- [WRITTEN TASK 1]: Return every line from the records below that contains the string "Autotype".

- [EXTRACT TO READ]:
US 11,809,517 B1
	Adaptive method of cleaning structural health monitoring data based on local outlier factor
Zefeng Wen, Chengdu (CN); Qinglin Xie, Chengdu (CN); and Gongquan Tao, Chengdu (CN)
Assigned to SOUTHWEST JIAOTONG UNIVERSITY, Chengdu (CN)
Filed by Southwest Jiaotong University, Chengdu (CN)
Filed on Mar. 17, 2023, as Appl. No. 18/123,234.
Claims priority of application No. 202211147791.1 (CN), filed on Sep. 21, 2022.
Int. Cl. G06F 17/18 (2006.01); G06F 17/10 (2006.01)

- [EXERCISE INPUT]:
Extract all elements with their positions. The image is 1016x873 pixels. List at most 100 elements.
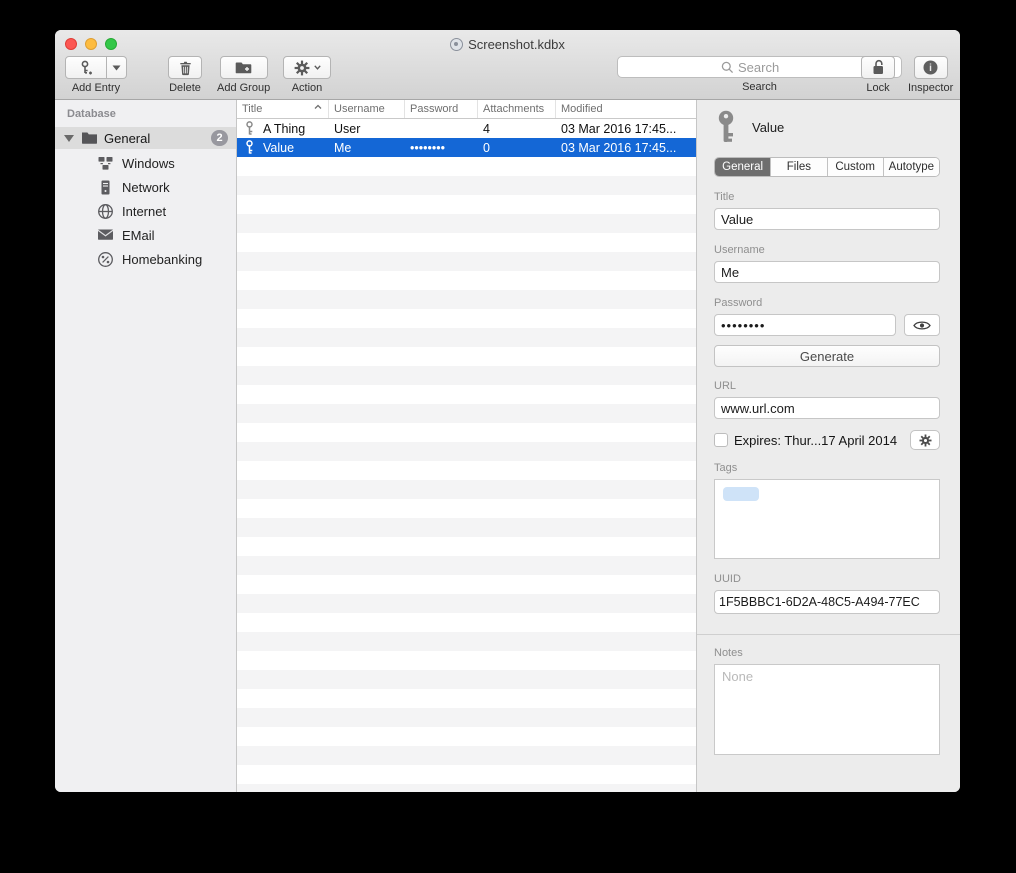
tab-general[interactable]: General (715, 158, 771, 176)
expires-checkbox[interactable] (714, 433, 728, 447)
open-padlock-icon (871, 59, 886, 76)
expires-label: Expires: Thur...17 April 2014 (734, 433, 897, 448)
entry-password: •••••••• (405, 141, 478, 155)
add-group-label: Add Group (217, 82, 270, 94)
envelope-icon (97, 227, 114, 244)
action-toolbar-item: Action (283, 56, 331, 94)
empty-rows-area (237, 157, 696, 792)
entry-list: Title Username Password Attachments Modi… (237, 100, 696, 792)
add-entry-dropdown-button[interactable] (107, 56, 127, 79)
sidebar-item-windows[interactable]: Windows (55, 151, 236, 175)
inspector-label: Inspector (908, 82, 953, 94)
entry-attachments: 0 (478, 141, 556, 155)
sidebar-group-list: Windows Network (55, 151, 236, 271)
trash-icon (178, 60, 193, 76)
tags-field[interactable] (714, 479, 940, 559)
key-icon (244, 140, 255, 155)
expires-options-button[interactable] (910, 430, 940, 450)
gear-icon (294, 60, 310, 76)
uuid-field[interactable] (714, 590, 940, 614)
info-circle-icon: i (923, 60, 938, 75)
table-row[interactable]: A Thing User 4 03 Mar 2016 17:45... (237, 119, 696, 138)
sidebar: Database General 2 (55, 100, 237, 792)
notes-section: Notes (697, 634, 960, 760)
toolbar: Add Entry Delete (55, 56, 960, 100)
key-icon (244, 121, 255, 136)
expires-row: Expires: Thur...17 April 2014 (714, 429, 940, 451)
entry-count-badge: 2 (211, 130, 228, 146)
add-entry-label: Add Entry (72, 82, 120, 94)
window-title: Screenshot.kdbx (468, 37, 565, 52)
key-icon (714, 110, 738, 144)
window-title-area: Screenshot.kdbx (55, 36, 960, 52)
search-input[interactable] (738, 60, 798, 75)
search-field[interactable] (617, 56, 902, 78)
tags-field-label: Tags (714, 462, 940, 474)
title-field[interactable] (714, 208, 940, 230)
sidebar-item-internet[interactable]: Internet (55, 199, 236, 223)
action-label: Action (292, 82, 323, 94)
inspector-toolbar-item: i Inspector (908, 56, 953, 94)
sidebar-item-general[interactable]: General 2 (55, 127, 236, 149)
entry-title: Value (263, 141, 294, 155)
add-entry-button[interactable] (65, 56, 107, 79)
username-field[interactable] (714, 261, 940, 283)
uuid-field-label: UUID (714, 573, 940, 585)
add-group-toolbar-item: Add Group (217, 56, 270, 94)
disclosure-triangle-icon[interactable] (64, 135, 74, 142)
folder-plus-icon (235, 60, 252, 75)
tab-custom[interactable]: Custom (828, 158, 884, 176)
delete-label: Delete (169, 82, 201, 94)
entry-modified: 03 Mar 2016 17:45... (556, 122, 696, 136)
eye-icon (913, 320, 931, 331)
tab-files[interactable]: Files (771, 158, 827, 176)
app-window: Screenshot.kdbx (55, 30, 960, 792)
chevron-down-icon (314, 65, 321, 70)
search-label: Search (742, 81, 777, 93)
gear-icon (919, 434, 932, 447)
chevron-down-icon (112, 65, 121, 71)
column-header-title[interactable]: Title (237, 100, 329, 118)
notes-field[interactable] (714, 664, 940, 755)
lock-button[interactable] (861, 56, 895, 79)
delete-button[interactable] (168, 56, 202, 79)
generate-password-button[interactable]: Generate (714, 345, 940, 367)
url-field[interactable] (714, 397, 940, 419)
key-plus-icon (78, 60, 94, 76)
sidebar-item-label: Homebanking (122, 252, 202, 267)
url-field-label: URL (714, 380, 940, 392)
add-entry-toolbar-item: Add Entry (65, 56, 127, 94)
sort-ascending-icon (314, 104, 322, 110)
column-header-attachments[interactable]: Attachments (478, 100, 556, 118)
folder-icon (81, 130, 98, 147)
password-field[interactable] (714, 314, 896, 336)
lock-label: Lock (866, 82, 889, 94)
entry-username: User (329, 122, 405, 136)
sidebar-item-email[interactable]: EMail (55, 223, 236, 247)
sidebar-section-header: Database (67, 108, 116, 120)
svg-text:i: i (929, 63, 932, 74)
tag-token[interactable] (723, 487, 759, 501)
windows-workgroup-icon (97, 155, 114, 172)
add-group-button[interactable] (220, 56, 268, 79)
entry-title: A Thing (263, 122, 305, 136)
sidebar-item-homebanking[interactable]: Homebanking (55, 247, 236, 271)
tab-autotype[interactable]: Autotype (884, 158, 939, 176)
table-row-selected[interactable]: Value Me •••••••• 0 03 Mar 2016 17:45... (237, 138, 696, 157)
inspector-panel: Value General Files Custom Autotype Titl… (696, 100, 960, 792)
column-header-username[interactable]: Username (329, 100, 405, 118)
server-icon (97, 179, 114, 196)
sidebar-item-label: Internet (122, 204, 166, 219)
main-content: Database General 2 (55, 100, 960, 792)
action-button[interactable] (283, 56, 331, 79)
reveal-password-button[interactable] (904, 314, 940, 336)
entry-username: Me (329, 141, 405, 155)
globe-icon (97, 203, 114, 220)
column-header-password[interactable]: Password (405, 100, 478, 118)
inspector-button[interactable]: i (914, 56, 948, 79)
sidebar-item-network[interactable]: Network (55, 175, 236, 199)
sidebar-item-label: EMail (122, 228, 155, 243)
column-header-modified[interactable]: Modified (556, 100, 696, 118)
title-field-label: Title (714, 191, 940, 203)
delete-toolbar-item: Delete (168, 56, 202, 94)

- [WRITTEN TASK 2]: Echo the patent listing above in full, without changing anything.

- [REPLY 1]:
tab-autotype[interactable]: Autotype (884, 158, 939, 176)
inspector-panel: Value General Files Custom Autotype Titl… (696, 100, 960, 792)

- [REPLY 2]:
US 11,809,517 B1
	Adaptive method of cleaning structural health monitoring data based on local outlier factor
Zefeng Wen, Chengdu (CN); Qinglin Xie, Chengdu (CN); and Gongquan Tao, Chengdu (CN)
Assigned to SOUTHWEST JIAOTONG UNIVERSITY, Chengdu (CN)
Filed by Southwest Jiaotong University, Chengdu (CN)
Filed on Mar. 17, 2023, as Appl. No. 18/123,234.
Claims priority of application No. 202211147791.1 (CN), filed on Sep. 21, 2022.
Int. Cl. G06F 17/18 (2006.01); G06F 17/10 (2006.01)